Collected data
◆ ◆ ◆
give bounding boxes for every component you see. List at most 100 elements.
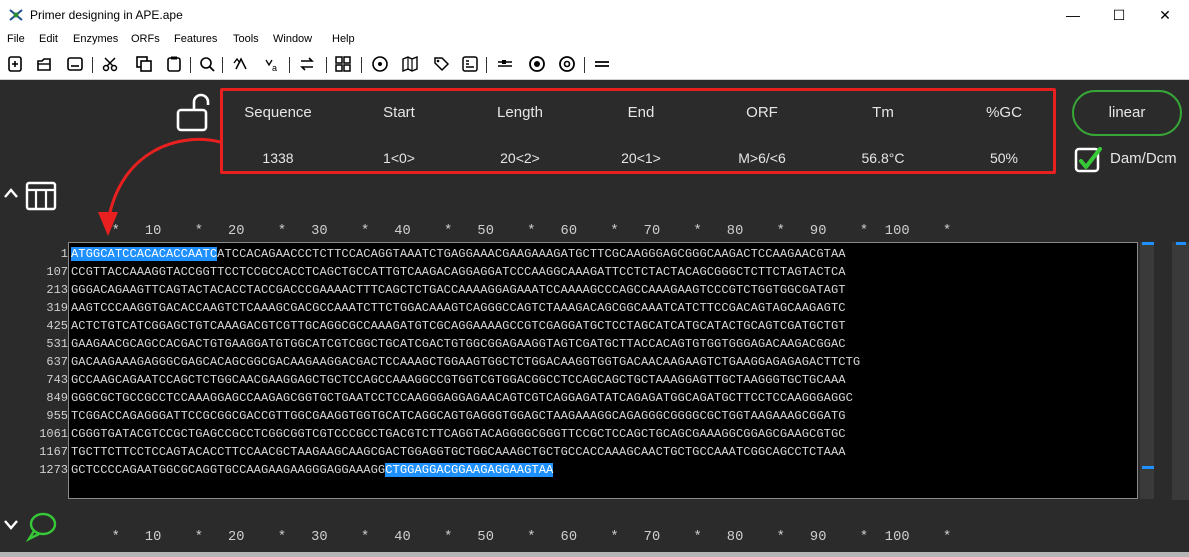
vertical-scrollbar[interactable] <box>1172 242 1189 500</box>
sequence-line: ACTCTGTCATCGGAGCTGTCAAAGACGTCGTTGCAGGCGC… <box>71 319 846 333</box>
sequence-ruler-bottom: * 10 * 20 * 30 * 40 * 50 * 60 * 70 * 80 … <box>70 530 952 545</box>
list-icon[interactable] <box>593 55 611 73</box>
reverse-complement-icon[interactable] <box>298 55 316 73</box>
toolbar-separator <box>92 57 93 73</box>
menu-tools[interactable]: Tools <box>233 33 259 45</box>
menu-help[interactable]: Help <box>332 33 355 45</box>
selection-marker-top <box>1142 242 1154 245</box>
start-value: 1<0> <box>383 150 415 166</box>
cut-icon[interactable] <box>101 55 119 73</box>
length-value: 20<2> <box>500 150 540 166</box>
toolbar: a <box>0 50 1189 80</box>
sequence-line: CGGGTGATACGTCCGCTGAGCCGCCTCGGCGGTCGTCCCG… <box>71 427 846 441</box>
toolbar-separator <box>486 57 487 73</box>
gel-icon[interactable] <box>528 55 546 73</box>
line-number: 1167 <box>39 445 68 459</box>
line-number: 319 <box>46 301 68 315</box>
close-button[interactable]: ✕ <box>1142 4 1188 26</box>
dam-dcm-label: Dam/Dcm <box>1110 150 1177 167</box>
orf-value: M>6/<6 <box>738 150 786 166</box>
menu-window[interactable]: Window <box>273 33 312 45</box>
sequence-panel[interactable] <box>68 242 1138 499</box>
menu-features[interactable]: Features <box>174 33 217 45</box>
save-icon[interactable] <box>66 55 84 73</box>
unlock-icon[interactable] <box>176 92 212 132</box>
svg-text:a: a <box>272 63 277 73</box>
circular-map-icon[interactable] <box>371 55 389 73</box>
tm-header: Tm <box>872 104 894 121</box>
line-number: 955 <box>46 409 68 423</box>
new-file-icon[interactable] <box>6 55 24 73</box>
sequence-line: GACAAGAAAGAGGGCGAGCACAGCGGCGACAAGAAGGACG… <box>71 355 861 369</box>
sequence-header: Sequence <box>244 104 312 121</box>
line-number: 213 <box>46 283 68 297</box>
length-header: Length <box>497 104 543 121</box>
sequence-line: TGCTTCTTCCTCCAGTACACCTTCCAACGCTAAGAAGCAA… <box>71 445 846 459</box>
chevron-down-icon[interactable] <box>3 518 19 532</box>
line-number: 1061 <box>39 427 68 441</box>
start-header: Start <box>383 104 415 121</box>
sequence-line: CCGTTACCAAAGGTACCGGTTCCTCCGCCACCTCAGCTGC… <box>71 265 846 279</box>
title-bar: Primer designing in APE.ape — ☐ ✕ <box>0 0 1189 30</box>
sequence-line: GCTCCCCAGAATGGCGCAGGTGCCAAGAAGAAGGGAGGAA… <box>71 463 554 477</box>
menu-file[interactable]: File <box>7 33 25 45</box>
line-number: 1 <box>60 247 68 261</box>
end-value: 20<1> <box>621 150 661 166</box>
table-icon[interactable] <box>24 180 58 212</box>
translate-reverse-icon[interactable]: a <box>263 55 281 73</box>
app-icon <box>9 9 23 21</box>
line-number: 107 <box>46 265 68 279</box>
line-number: 637 <box>46 355 68 369</box>
open-file-icon[interactable] <box>35 55 53 73</box>
sequence-line: GAAGAACGCAGCCACGACTGTGAAGGATGTGGCATCGTCG… <box>71 337 846 351</box>
line-number: 743 <box>46 373 68 387</box>
cd-icon[interactable] <box>558 55 576 73</box>
orf-header: ORF <box>746 104 778 121</box>
enzyme-table-icon[interactable] <box>334 55 352 73</box>
tag-icon[interactable] <box>432 55 450 73</box>
find-icon[interactable] <box>198 55 216 73</box>
toolbar-separator <box>361 57 362 73</box>
forward-primer-selection[interactable]: ATGGCATCCACACACCAATC <box>71 247 218 261</box>
menu-edit[interactable]: Edit <box>39 33 58 45</box>
sequence-text: GCTCCCCAGAATGGCGCAGGTGCCAAGAAGAAGGGAGGAA… <box>71 463 386 477</box>
minimize-button[interactable]: — <box>1050 4 1096 26</box>
comment-icon[interactable] <box>24 510 58 542</box>
toolbar-separator <box>190 57 191 73</box>
paste-icon[interactable] <box>165 55 183 73</box>
selection-marker-bottom <box>1142 466 1154 469</box>
horizontal-scrollbar[interactable] <box>0 552 1189 557</box>
sequence-line: AAGTCCCAAGGTGACACCAAGTCTCAAAGCGACGCCAAAT… <box>71 301 846 315</box>
topology-linear-button[interactable]: linear <box>1072 90 1182 136</box>
sequence-text: ATCCACAGAACCCTCTTCCACAGGTAAATCTGAGGAAACG… <box>217 247 846 261</box>
gc-value: 50% <box>989 150 1019 166</box>
menu-bar: File Edit Enzymes ORFs Features Tools Wi… <box>0 30 1189 50</box>
menu-orfs[interactable]: ORFs <box>131 33 160 45</box>
linear-map-icon[interactable] <box>401 55 419 73</box>
line-number: 849 <box>46 391 68 405</box>
toolbar-separator <box>222 57 223 73</box>
sequence-marker-track <box>1140 242 1154 499</box>
toolbar-separator <box>584 57 585 73</box>
line-number: 1273 <box>39 463 68 477</box>
toolbar-separator <box>289 57 290 73</box>
align-icon[interactable] <box>496 55 514 73</box>
features-icon[interactable] <box>461 55 479 73</box>
annotation-arrow <box>98 138 221 236</box>
end-header: End <box>627 104 655 121</box>
sequence-line: TCGGACCAGAGGGATTCCGCGGCGACCGTTGGCGAAGGTG… <box>71 409 846 423</box>
line-number: 425 <box>46 319 68 333</box>
maximize-button[interactable]: ☐ <box>1096 4 1142 26</box>
sequence-line: GGGACAGAAGTTCAGTACTACACCTACCGACCCGAAAACT… <box>71 283 846 297</box>
scrollbar-thumb[interactable] <box>1176 242 1186 245</box>
line-number: 531 <box>46 337 68 351</box>
reverse-primer-selection[interactable]: CTGGAGGACGGAAGAGGAAGTAA <box>385 463 554 477</box>
translate-forward-icon[interactable] <box>232 55 250 73</box>
copy-icon[interactable] <box>135 55 153 73</box>
menu-enzymes[interactable]: Enzymes <box>73 33 118 45</box>
window-title: Primer designing in APE.ape <box>30 8 183 22</box>
dam-dcm-checkbox[interactable] <box>1074 145 1104 175</box>
sequence-line: ATGGCATCCACACACCAATCATCCACAGAACCCTCTTCCA… <box>71 247 846 261</box>
toolbar-separator <box>326 57 327 73</box>
chevron-up-icon[interactable] <box>3 186 19 200</box>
◆ ◆ ◆
--- REQUIREMENT ---
Look through the entries and work out how many lines have the word "designing" in them; reply with that number only.

--- RESPONSE AREA ---
2